>> begin Extracted material

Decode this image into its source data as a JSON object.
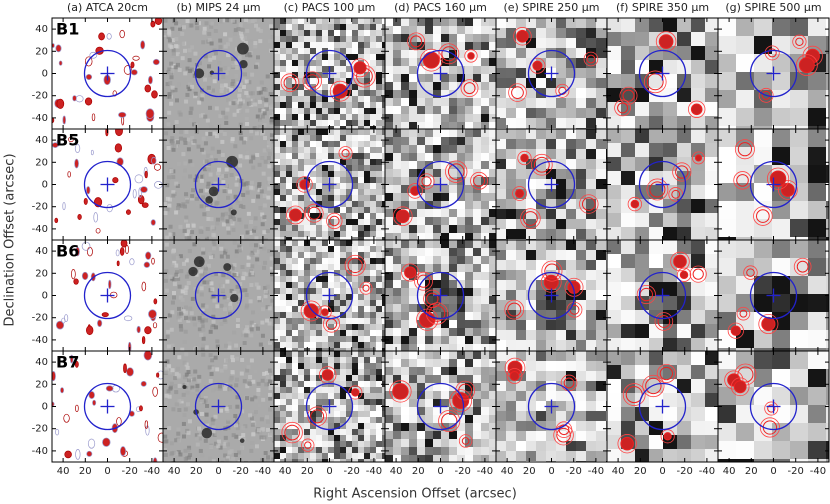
{
  "columns": [
    "(a) ATCA 20cm",
    "(b) MIPS 24 μm",
    "(c) PACS 100 μm",
    "(d) PACS 160 μm",
    "(e) SPIRE 250 μm",
    "(f) SPIRE 350 μm",
    "(g) SPIRE 500 μm"
  ],
  "rows": [
    "B1",
    "B5",
    "B6",
    "B7"
  ],
  "xlim": [
    50,
    -50
  ],
  "ylim": [
    -50,
    50
  ],
  "xticks": [
    40,
    20,
    0,
    -20,
    -40
  ],
  "yticks": [
    40,
    20,
    0,
    -20,
    -40
  ],
  "xlabel": "Right Ascension Offset (arcsec)",
  "ylabel": "Declination Offset (arcsec)"
}
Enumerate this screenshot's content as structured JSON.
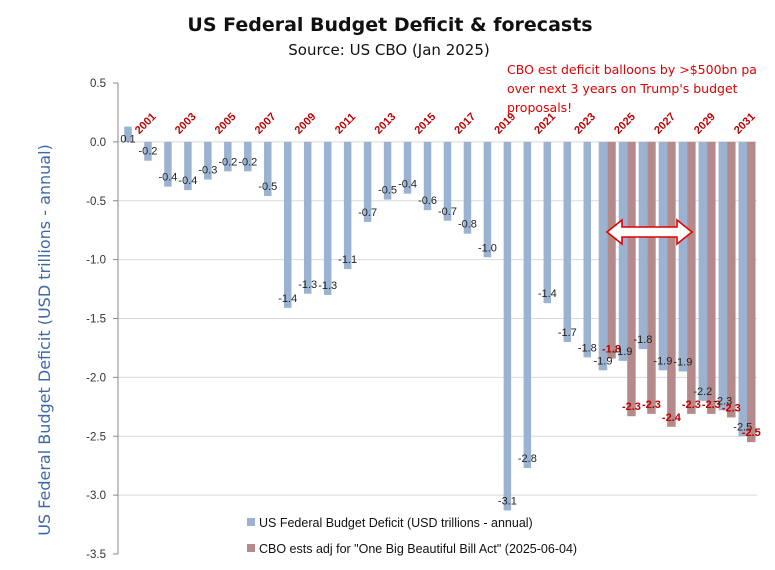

>> end Extracted material

Repeat all of the data above word for word, minus the pictures.

Decode this image into its source data as a JSON object.
{
  "columns": [
    "(a) ATCA 20cm",
    "(b) MIPS 24 μm",
    "(c) PACS 100 μm",
    "(d) PACS 160 μm",
    "(e) SPIRE 250 μm",
    "(f) SPIRE 350 μm",
    "(g) SPIRE 500 μm"
  ],
  "rows": [
    "B1",
    "B5",
    "B6",
    "B7"
  ],
  "xlim": [
    50,
    -50
  ],
  "ylim": [
    -50,
    50
  ],
  "xticks": [
    40,
    20,
    0,
    -20,
    -40
  ],
  "yticks": [
    40,
    20,
    0,
    -20,
    -40
  ],
  "xlabel": "Right Ascension Offset (arcsec)",
  "ylabel": "Declination Offset (arcsec)"
}
Enumerate this screenshot's content as structured JSON.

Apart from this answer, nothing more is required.